## START
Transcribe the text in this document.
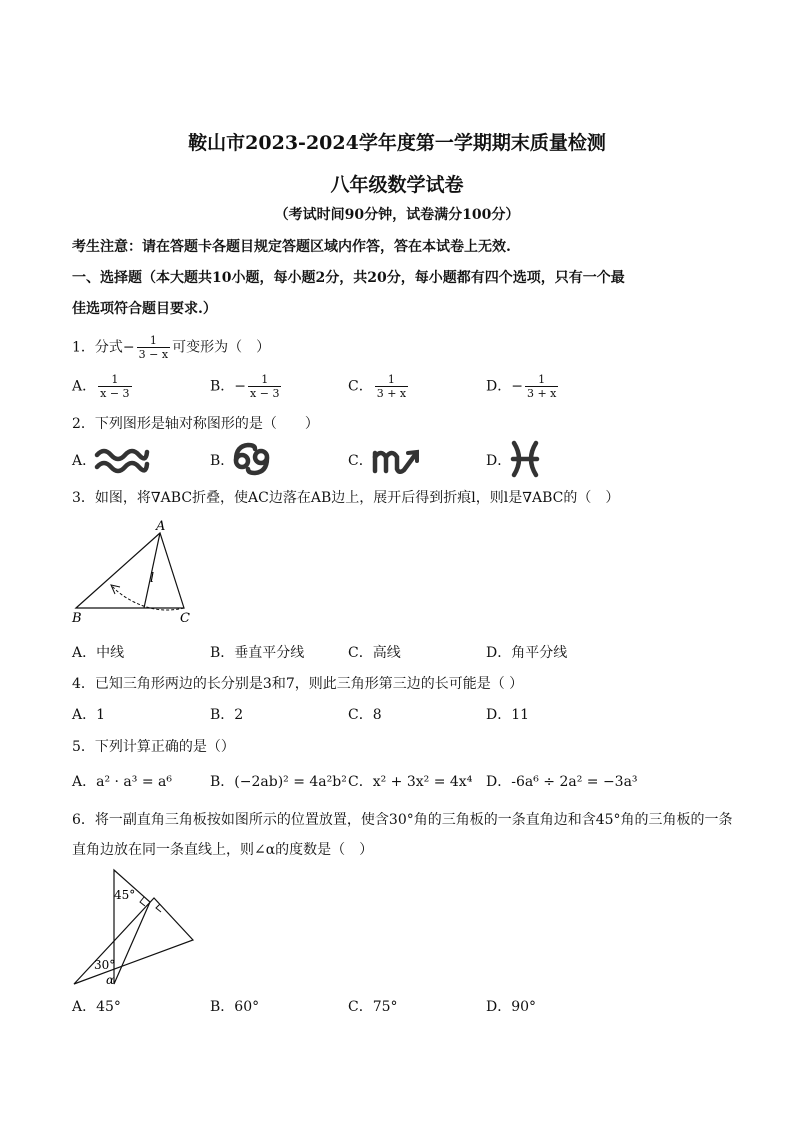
鞍山市2023-2024学年度第一学期期末质量检测
八年级数学试卷
（考试时间90分钟，试卷满分100分）
考生注意：请在答题卡各题目规定答题区域内作答，答在本试卷上无效.
一、选择题（本大题共10小题，每小题2分，共20分，每小题都有四个选项，只有一个最
佳选项符合题目要求.）
1．分式− $\frac{1}{3 - x}$ 可变形为（　）
A． $\frac{1}{x - 3}$	B．− $\frac{1}{x - 3}$	C． $\frac{1}{3 + x}$	D．− $\frac{1}{3 + x}$
2．下列图形是轴对称图形的是（　　）
A．	B．	C．	D．
3．如图，将∇ABC折叠，使AC边落在AB边上，展开后得到折痕l，则l是∇ABC的（　）
A
B	C
l
A．中线	B．垂直平分线	C．高线	D．角平分线
4．已知三角形两边的长分别是3和7，则此三角形第三边的长可能是（ ）
A．1	B．2	C．8	D．11
5．下列计算正确的是（）
A．a² · a³ = a⁶	B．(−2ab)² = 4a²b² C．x² + 3x² = 4x⁴ D．-6a⁶ ÷ 2a² = −3a³
6．将一副直角三角板按如图所示的位置放置，使含30°角的三角板的一条直角边和含45°角的三角板的一条
直角边放在同一条直线上，则∠α的度数是（　）
45°
30°
α
A．45°	B．60°	C．75°	D．90°
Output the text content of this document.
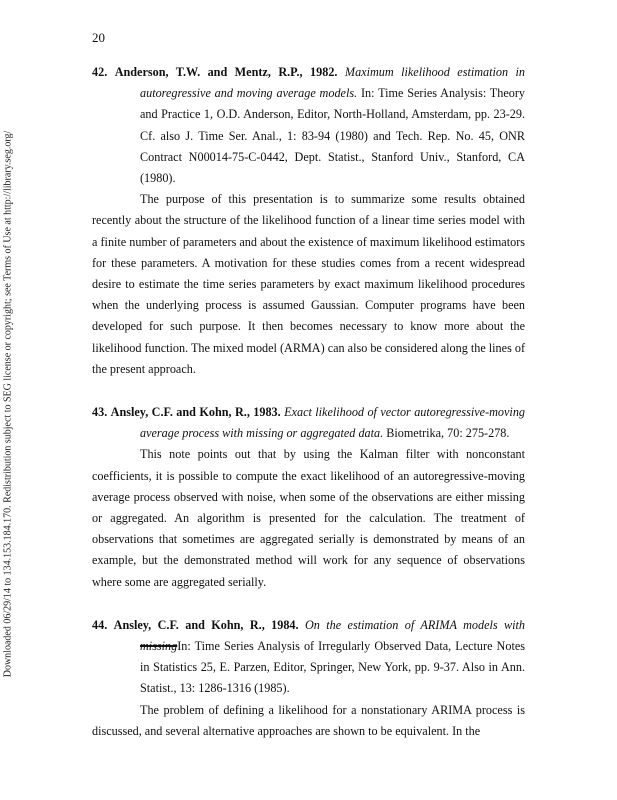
Downloaded 06/29/14 to 134.153.184.170. Redistribution subject to SEG license or copyright; see Terms of Use at http://library.seg.org/
20

42. Anderson, T.W. and Mentz, R.P., 1982. Maximum likelihood estimation in autoregressive and moving average models. In: Time Series Analysis: Theory and Practice 1, O.D. Anderson, Editor, North-Holland, Amsterdam, pp. 23-29. Cf. also J. Time Ser. Anal., 1: 83-94 (1980) and Tech. Rep. No. 45, ONR Contract N00014-75-C-0442, Dept. Statist., Stanford Univ., Stanford, CA (1980).

The purpose of this presentation is to summarize some results obtained recently about the structure of the likelihood function of a linear time series model with a finite number of parameters and about the existence of maximum likelihood estimators for these parameters. A motivation for these studies comes from a recent widespread desire to estimate the time series parameters by exact maximum likelihood procedures when the underlying process is assumed Gaussian. Computer programs have been developed for such purpose. It then becomes necessary to know more about the likelihood function. The mixed model (ARMA) can also be considered along the lines of the present approach.

43. Ansley, C.F. and Kohn, R., 1983. Exact likelihood of vector autoregressive-moving average process with missing or aggregated data. Biometrika, 70: 275-278.

This note points out that by using the Kalman filter with nonconstant coefficients, it is possible to compute the exact likelihood of an autoregressive-moving average process observed with noise, when some of the observations are either missing or aggregated. An algorithm is presented for the calculation. The treatment of observations that sometimes are aggregated serially is demonstrated by means of an example, but the demonstrated method will work for any sequence of observations where some are aggregated serially.

44. Ansley, C.F. and Kohn, R., 1984. On the estimation of ARIMA models with missingIn: Time Series Analysis of Irregularly Observed Data, Lecture Notes in Statistics 25, E. Parzen, Editor, Springer, New York, pp. 9-37. Also in Ann. Statist., 13: 1286-1316 (1985).

The problem of defining a likelihood for a nonstationary ARIMA process is discussed, and several alternative approaches are shown to be equivalent. In the
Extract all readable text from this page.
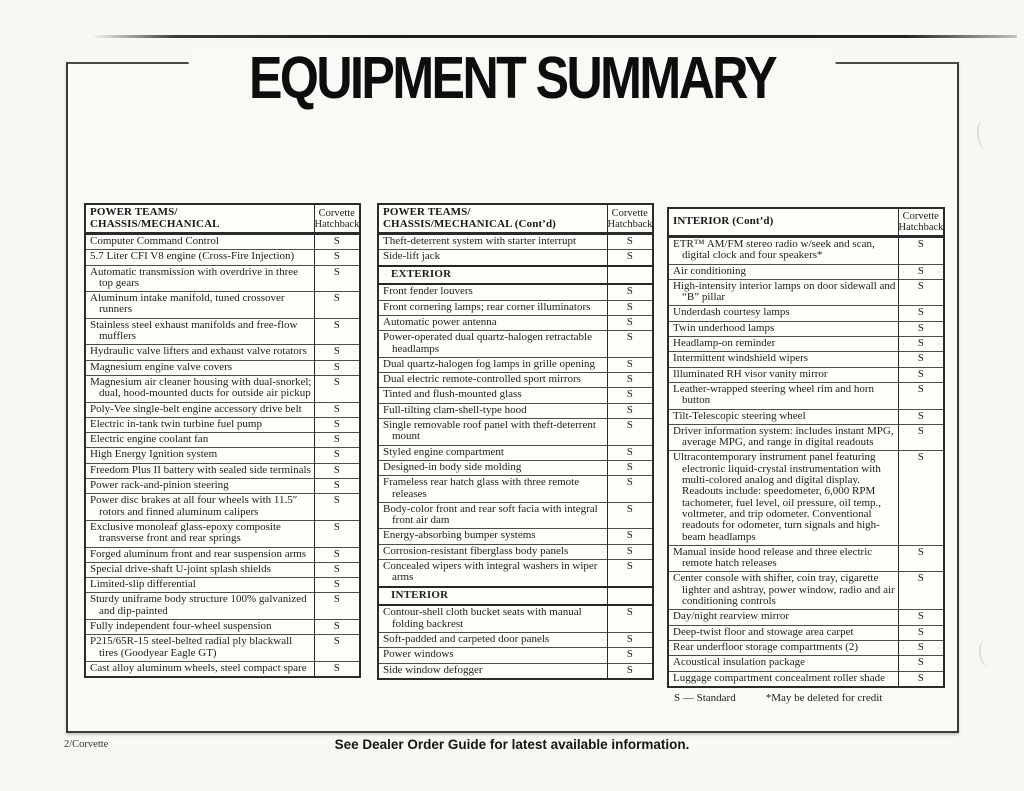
EQUIPMENT SUMMARY
POWER TEAMS/
CHASSIS/MECHANICAL	Corvette
Hatchback
Computer Command Control	S
5.7 Liter CFI V8 engine (Cross-Fire Injection)	S
Automatic transmission with overdrive in three top gears	S
Aluminum intake manifold, tuned crossover runners	S
Stainless steel exhaust manifolds and free-flow mufflers	S
Hydraulic valve lifters and exhaust valve rotators	S
Magnesium engine valve covers	S
Magnesium air cleaner housing with dual-snorkel; dual, hood-mounted ducts for outside air pickup	S
Poly-Vee single-belt engine accessory drive belt	S
Electric in-tank twin turbine fuel pump	S
Electric engine coolant fan	S
High Energy Ignition system	S
Freedom Plus II battery with sealed side terminals	S
Power rack-and-pinion steering	S
Power disc brakes at all four wheels with 11.5″ rotors and finned aluminum calipers	S
Exclusive monoleaf glass-epoxy composite transverse front and rear springs	S
Forged aluminum front and rear suspension arms	S
Special drive-shaft U-joint splash shields	S
Limited-slip differential	S
Sturdy uniframe body structure 100% galvanized and dip-painted	S
Fully independent four-wheel suspension	S
P215/65R-15 steel-belted radial ply blackwall tires (Goodyear Eagle GT)	S
Cast alloy aluminum wheels, steel compact spare	S
POWER TEAMS/
CHASSIS/MECHANICAL (Cont’d)	Corvette
Hatchback
Theft-deterrent system with starter interrupt	S
Side-lift jack	S
EXTERIOR	
Front fender louvers	S
Front cornering lamps; rear corner illuminators	S
Automatic power antenna	S
Power-operated dual quartz-halogen retractable headlamps	S
Dual quartz-halogen fog lamps in grille opening	S
Dual electric remote-controlled sport mirrors	S
Tinted and flush-mounted glass	S
Full-tilting clam-shell-type hood	S
Single removable roof panel with theft-deterrent mount	S
Styled engine compartment	S
Designed-in body side molding	S
Frameless rear hatch glass with three remote releases	S
Body-color front and rear soft facia with integral front air dam	S
Energy-absorbing bumper systems	S
Corrosion-resistant fiberglass body panels	S
Concealed wipers with integral washers in wiper arms	S
INTERIOR	
Contour-shell cloth bucket seats with manual folding backrest	S
Soft-padded and carpeted door panels	S
Power windows	S
Side window defogger	S
INTERIOR (Cont’d)	Corvette
Hatchback
ETR™ AM/FM stereo radio w/seek and scan, digital clock and four speakers*	S
Air conditioning	S
High-intensity interior lamps on door sidewall and “B” pillar	S
Underdash courtesy lamps	S
Twin underhood lamps	S
Headlamp-on reminder	S
Intermittent windshield wipers	S
Illuminated RH visor vanity mirror	S
Leather-wrapped steering wheel rim and horn button	S
Tilt-Telescopic steering wheel	S
Driver information system: includes instant MPG, average MPG, and range in digital readouts	S
Ultracontemporary instrument panel featuring electronic liquid-crystal instrumentation with multi-colored analog and digital display. Readouts include: speedometer, 6,000 RPM tachometer, fuel level, oil pressure, oil temp., voltmeter, and trip odometer. Conventional readouts for odometer, turn signals and high-beam headlamps	S
Manual inside hood release and three electric remote hatch releases	S
Center console with shifter, coin tray, cigarette lighter and ashtray, power window, radio and air conditioning controls	S
Day/night rearview mirror	S
Deep-twist floor and stowage area carpet	S
Rear underfloor storage compartments (2)	S
Acoustical insulation package	S
Luggage compartment concealment roller shade	S
S — Standard	*May be deleted for credit
2/Corvette	See Dealer Order Guide for latest available information.
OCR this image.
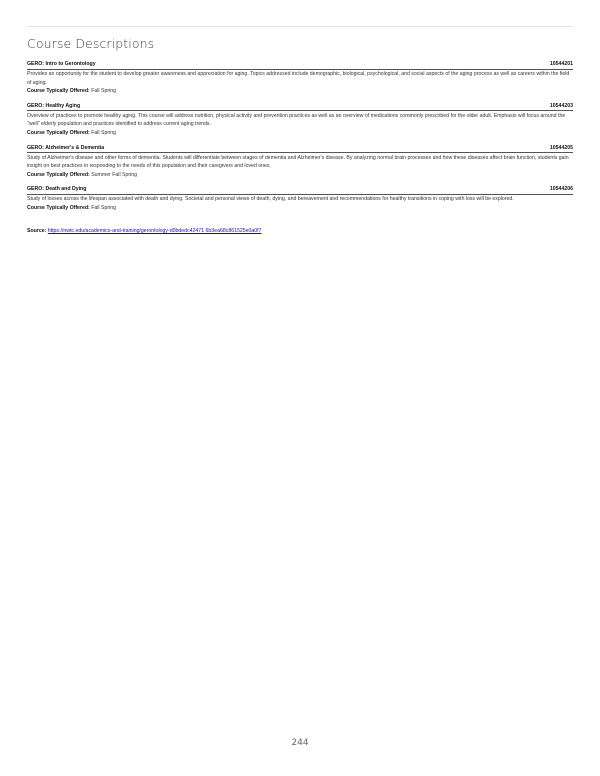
Course Descriptions
GERO: Intro to Gerontology	10544201
Provides an opportunity for the student to develop greater awareness and appreciation for aging. Topics addressed include demographic, biological, psychological, and social aspects of the aging process as well as careers within the field of aging.
Course Typically Offered: Fall Spring
GERO: Healthy Aging	10544203
Overview of practices to promote healthy aging. This course will address nutrition, physical activity and prevention practices as well as an overview of medications commonly prescribed for the older adult. Emphasis will focus around the "well" elderly population and practices identified to address current aging trends.
Course Typically Offered: Fall Spring
GERO: Alzheimer's & Dementia	10544205
Study of Alzheimer's disease and other forms of dementia. Students will differentiate between stages of dementia and Alzheimer's disease. By analyzing normal brain processes and how these diseases affect brain function, students gain insight on best practices in responding to the needs of this population and their caregivers and loved ones.
Course Typically Offered: Summer Fall Spring
GERO: Death and Dying	10544206
Study of losses across the lifespan associated with death and dying. Societal and personal views of death, dying, and bereavement and recommendations for healthy transitions in coping with loss will be explored.
Course Typically Offered: Fall Spring
Source: https://nwtc.edu/academics-and-training/gerontology-d0bdedc42471 6b3ea68c861525e0a0f7
244
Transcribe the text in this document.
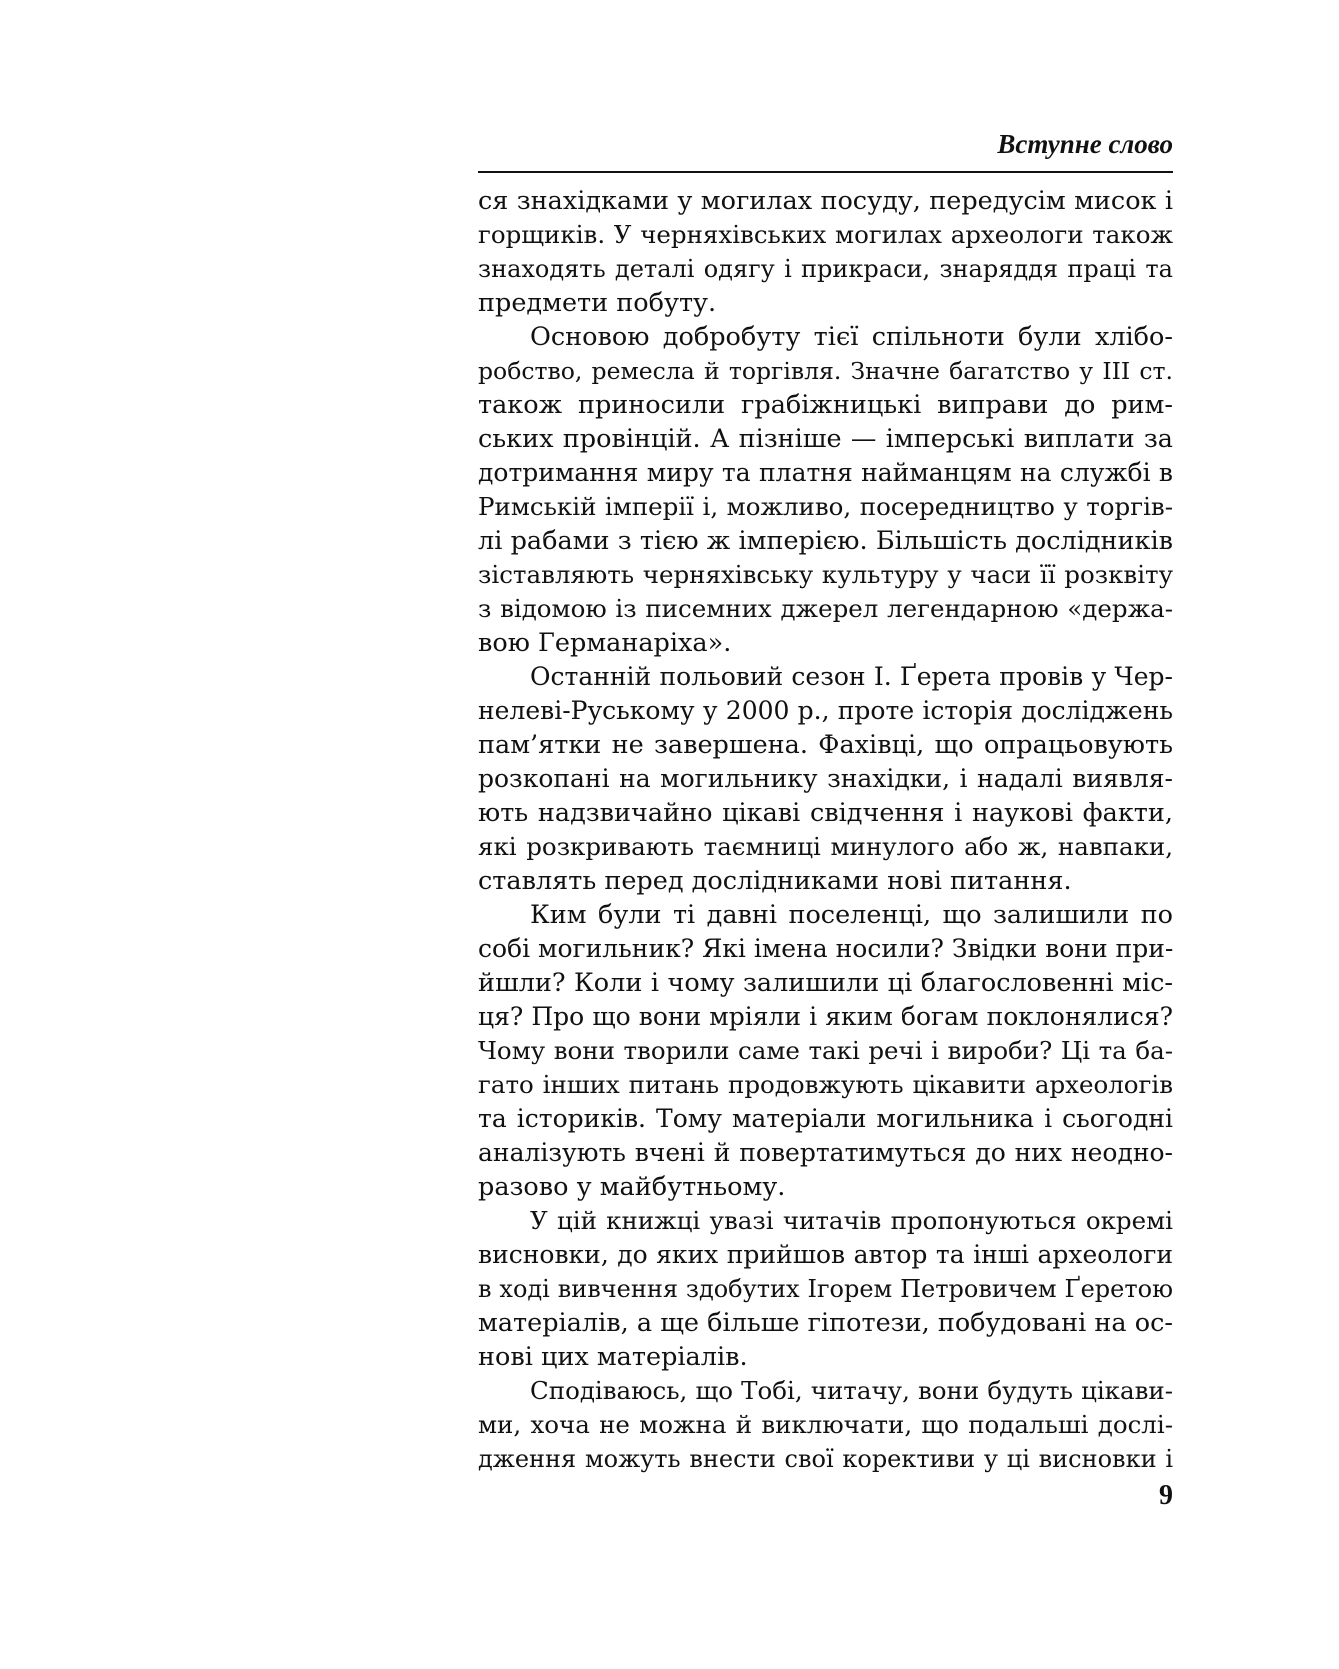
Вступне слово
ся знахідками у могилах посуду, передусім мисок і
горщиків. У черняхівських могилах археологи також
знаходять деталі одягу і прикраси, знаряддя праці та
предмети побуту.
Основою добробуту тієї спільноти були хлібо-
робство, ремесла й торгівля. Значне багатство у III ст.
також приносили грабіжницькі виправи до рим-
ських провінцій. А пізніше — імперські виплати за
дотримання миру та платня найманцям на службі в
Римській імперії і, можливо, посередництво у торгів-
лі рабами з тією ж імперією. Більшість дослідників
зіставляють черняхівську культуру у часи її розквіту
з відомою із писемних джерел легендарною «держа-
вою Германаріха».
Останній польовий сезон І. Ґерета провів у Чер-
нелеві-Руському у 2000 р., проте історія досліджень
пам’ятки не завершена. Фахівці, що опрацьовують
розкопані на могильнику знахідки, і надалі виявля-
ють надзвичайно цікаві свідчення і наукові факти,
які розкривають таємниці минулого або ж, навпаки,
ставлять перед дослідниками нові питання.
Ким були ті давні поселенці, що залишили по
собі могильник? Які імена носили? Звідки вони при-
йшли? Коли і чому залишили ці благословенні міс-
ця? Про що вони мріяли і яким богам поклонялися?
Чому вони творили саме такі речі і вироби? Ці та ба-
гато інших питань продовжують цікавити археологів
та істориків. Тому матеріали могильника і сьогодні
аналізують вчені й повертатимуться до них неодно-
разово у майбутньому.
У цій книжці увазі читачів пропонуються окремі
висновки, до яких прийшов автор та інші археологи
в ході вивчення здобутих Ігорем Петровичем Ґеретою
матеріалів, а ще більше гіпотези, побудовані на ос-
нові цих матеріалів.
Сподіваюсь, що Тобі, читачу, вони будуть цікави-
ми, хоча не можна й виключати, що подальші дослі-
дження можуть внести свої корективи у ці висновки і
9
## END
What to produce
Looking at the records above, say how many lines hold the string "Corvette". Write nothing but the number.

Task result
4